── RECORD LIST

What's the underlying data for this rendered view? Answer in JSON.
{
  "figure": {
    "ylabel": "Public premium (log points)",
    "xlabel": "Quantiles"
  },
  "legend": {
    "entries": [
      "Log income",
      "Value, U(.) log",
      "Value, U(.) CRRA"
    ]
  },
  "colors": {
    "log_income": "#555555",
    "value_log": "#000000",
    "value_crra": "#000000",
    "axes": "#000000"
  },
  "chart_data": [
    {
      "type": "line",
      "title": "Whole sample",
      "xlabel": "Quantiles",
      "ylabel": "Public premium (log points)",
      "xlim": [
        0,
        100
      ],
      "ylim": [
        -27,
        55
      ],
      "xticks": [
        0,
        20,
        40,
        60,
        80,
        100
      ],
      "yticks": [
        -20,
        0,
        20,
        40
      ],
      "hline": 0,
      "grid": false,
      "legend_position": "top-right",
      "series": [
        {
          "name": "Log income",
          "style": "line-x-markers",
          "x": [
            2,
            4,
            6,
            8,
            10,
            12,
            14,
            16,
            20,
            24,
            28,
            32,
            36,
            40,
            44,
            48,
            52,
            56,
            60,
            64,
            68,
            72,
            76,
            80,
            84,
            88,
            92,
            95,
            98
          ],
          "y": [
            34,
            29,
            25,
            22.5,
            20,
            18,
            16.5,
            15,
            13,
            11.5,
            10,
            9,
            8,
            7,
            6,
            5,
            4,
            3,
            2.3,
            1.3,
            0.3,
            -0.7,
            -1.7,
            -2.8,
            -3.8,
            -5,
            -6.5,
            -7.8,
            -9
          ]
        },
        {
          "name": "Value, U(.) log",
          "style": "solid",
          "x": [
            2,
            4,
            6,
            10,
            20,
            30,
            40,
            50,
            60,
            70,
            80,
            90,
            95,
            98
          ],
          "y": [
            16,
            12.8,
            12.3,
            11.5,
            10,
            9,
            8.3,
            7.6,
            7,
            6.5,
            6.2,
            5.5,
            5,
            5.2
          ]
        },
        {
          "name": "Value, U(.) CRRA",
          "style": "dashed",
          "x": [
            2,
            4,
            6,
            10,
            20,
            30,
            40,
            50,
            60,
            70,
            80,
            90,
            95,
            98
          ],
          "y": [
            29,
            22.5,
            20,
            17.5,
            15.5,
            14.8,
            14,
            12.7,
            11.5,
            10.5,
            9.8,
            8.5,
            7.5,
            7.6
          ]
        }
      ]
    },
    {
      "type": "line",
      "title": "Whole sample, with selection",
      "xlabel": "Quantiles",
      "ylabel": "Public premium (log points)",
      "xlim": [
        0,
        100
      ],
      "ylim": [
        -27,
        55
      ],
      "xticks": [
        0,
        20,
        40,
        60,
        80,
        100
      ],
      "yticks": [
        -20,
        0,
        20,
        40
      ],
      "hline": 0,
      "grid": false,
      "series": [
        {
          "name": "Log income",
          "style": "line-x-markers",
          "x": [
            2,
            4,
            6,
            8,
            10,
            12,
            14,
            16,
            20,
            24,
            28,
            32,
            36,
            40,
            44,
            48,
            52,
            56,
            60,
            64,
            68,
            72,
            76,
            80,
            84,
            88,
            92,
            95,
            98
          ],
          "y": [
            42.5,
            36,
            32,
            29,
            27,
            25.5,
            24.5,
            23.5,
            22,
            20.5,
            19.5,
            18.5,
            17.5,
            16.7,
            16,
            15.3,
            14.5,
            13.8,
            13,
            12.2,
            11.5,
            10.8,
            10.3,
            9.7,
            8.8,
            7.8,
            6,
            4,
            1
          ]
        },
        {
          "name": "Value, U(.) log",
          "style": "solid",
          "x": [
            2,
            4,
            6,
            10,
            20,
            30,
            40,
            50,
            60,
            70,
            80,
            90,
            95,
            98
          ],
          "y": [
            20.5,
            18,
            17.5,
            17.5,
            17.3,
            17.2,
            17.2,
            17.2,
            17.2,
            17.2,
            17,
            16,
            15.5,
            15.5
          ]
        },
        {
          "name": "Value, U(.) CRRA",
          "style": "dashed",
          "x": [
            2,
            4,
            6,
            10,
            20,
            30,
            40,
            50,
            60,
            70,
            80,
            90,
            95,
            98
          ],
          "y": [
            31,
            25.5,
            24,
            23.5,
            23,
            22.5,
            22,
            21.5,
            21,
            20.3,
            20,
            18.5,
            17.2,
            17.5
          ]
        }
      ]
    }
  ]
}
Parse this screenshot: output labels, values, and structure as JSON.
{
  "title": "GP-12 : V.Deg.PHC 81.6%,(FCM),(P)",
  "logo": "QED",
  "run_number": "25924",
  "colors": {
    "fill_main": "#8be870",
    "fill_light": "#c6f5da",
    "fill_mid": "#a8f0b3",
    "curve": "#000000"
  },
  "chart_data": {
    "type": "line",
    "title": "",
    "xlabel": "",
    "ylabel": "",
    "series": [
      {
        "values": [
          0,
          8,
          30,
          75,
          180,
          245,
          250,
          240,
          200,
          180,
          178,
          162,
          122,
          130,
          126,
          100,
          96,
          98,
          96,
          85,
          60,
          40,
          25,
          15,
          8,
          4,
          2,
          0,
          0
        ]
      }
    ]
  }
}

────

- YOUR INSTRUCTIONS
Set down the listing in full, keeping every word exactly as it is.

- SOLUTION BELOW
What's the underlying data for this rendered view? Answer in JSON.
{
  "figure": {
    "ylabel": "Public premium (log points)",
    "xlabel": "Quantiles"
  },
  "legend": {
    "entries": [
      "Log income",
      "Value, U(.) log",
      "Value, U(.) CRRA"
    ]
  },
  "colors": {
    "log_income": "#555555",
    "value_log": "#000000",
    "value_crra": "#000000",
    "axes": "#000000"
  },
  "chart_data": [
    {
      "type": "line",
      "title": "Whole sample",
      "xlabel": "Quantiles",
      "ylabel": "Public premium (log points)",
      "xlim": [
        0,
        100
      ],
      "ylim": [
        -27,
        55
      ],
      "xticks": [
        0,
        20,
        40,
        60,
        80,
        100
      ],
      "yticks": [
        -20,
        0,
        20,
        40
      ],
      "hline": 0,
      "grid": false,
      "legend_position": "top-right",
      "series": [
        {
          "name": "Log income",
          "style": "line-x-markers",
          "x": [
            2,
            4,
            6,
            8,
            10,
            12,
            14,
            16,
            20,
            24,
            28,
            32,
            36,
            40,
            44,
            48,
            52,
            56,
            60,
            64,
            68,
            72,
            76,
            80,
            84,
            88,
            92,
            95,
            98
          ],
          "y": [
            34,
            29,
            25,
            22.5,
            20,
            18,
            16.5,
            15,
            13,
            11.5,
            10,
            9,
            8,
            7,
            6,
            5,
            4,
            3,
            2.3,
            1.3,
            0.3,
            -0.7,
            -1.7,
            -2.8,
            -3.8,
            -5,
            -6.5,
            -7.8,
            -9
          ]
        },
        {
          "name": "Value, U(.) log",
          "style": "solid",
          "x": [
            2,
            4,
            6,
            10,
            20,
            30,
            40,
            50,
            60,
            70,
            80,
            90,
            95,
            98
          ],
          "y": [
            16,
            12.8,
            12.3,
            11.5,
            10,
            9,
            8.3,
            7.6,
            7,
            6.5,
            6.2,
            5.5,
            5,
            5.2
          ]
        },
        {
          "name": "Value, U(.) CRRA",
          "style": "dashed",
          "x": [
            2,
            4,
            6,
            10,
            20,
            30,
            40,
            50,
            60,
            70,
            80,
            90,
            95,
            98
          ],
          "y": [
            29,
            22.5,
            20,
            17.5,
            15.5,
            14.8,
            14,
            12.7,
            11.5,
            10.5,
            9.8,
            8.5,
            7.5,
            7.6
          ]
        }
      ]
    },
    {
      "type": "line",
      "title": "Whole sample, with selection",
      "xlabel": "Quantiles",
      "ylabel": "Public premium (log points)",
      "xlim": [
        0,
        100
      ],
      "ylim": [
        -27,
        55
      ],
      "xticks": [
        0,
        20,
        40,
        60,
        80,
        100
      ],
      "yticks": [
        -20,
        0,
        20,
        40
      ],
      "hline": 0,
      "grid": false,
      "series": [
        {
          "name": "Log income",
          "style": "line-x-markers",
          "x": [
            2,
            4,
            6,
            8,
            10,
            12,
            14,
            16,
            20,
            24,
            28,
            32,
            36,
            40,
            44,
            48,
            52,
            56,
            60,
            64,
            68,
            72,
            76,
            80,
            84,
            88,
            92,
            95,
            98
          ],
          "y": [
            42.5,
            36,
            32,
            29,
            27,
            25.5,
            24.5,
            23.5,
            22,
            20.5,
            19.5,
            18.5,
            17.5,
            16.7,
            16,
            15.3,
            14.5,
            13.8,
            13,
            12.2,
            11.5,
            10.8,
            10.3,
            9.7,
            8.8,
            7.8,
            6,
            4,
            1
          ]
        },
        {
          "name": "Value, U(.) log",
          "style": "solid",
          "x": [
            2,
            4,
            6,
            10,
            20,
            30,
            40,
            50,
            60,
            70,
            80,
            90,
            95,
            98
          ],
          "y": [
            20.5,
            18,
            17.5,
            17.5,
            17.3,
            17.2,
            17.2,
            17.2,
            17.2,
            17.2,
            17,
            16,
            15.5,
            15.5
          ]
        },
        {
          "name": "Value, U(.) CRRA",
          "style": "dashed",
          "x": [
            2,
            4,
            6,
            10,
            20,
            30,
            40,
            50,
            60,
            70,
            80,
            90,
            95,
            98
          ],
          "y": [
            31,
            25.5,
            24,
            23.5,
            23,
            22.5,
            22,
            21.5,
            21,
            20.3,
            20,
            18.5,
            17.2,
            17.5
          ]
        }
      ]
    }
  ]
}
Parse this screenshot: output labels, values, and structure as JSON.
{
  "title": "GP-12 : V.Deg.PHC 81.6%,(FCM),(P)",
  "logo": "QED",
  "run_number": "25924",
  "colors": {
    "fill_main": "#8be870",
    "fill_light": "#c6f5da",
    "fill_mid": "#a8f0b3",
    "curve": "#000000"
  },
  "chart_data": {
    "type": "line",
    "title": "",
    "xlabel": "",
    "ylabel": "",
    "series": [
      {
        "values": [
          0,
          8,
          30,
          75,
          180,
          245,
          250,
          240,
          200,
          180,
          178,
          162,
          122,
          130,
          126,
          100,
          96,
          98,
          96,
          85,
          60,
          40,
          25,
          15,
          8,
          4,
          2,
          0,
          0
        ]
      }
    ]
  }
}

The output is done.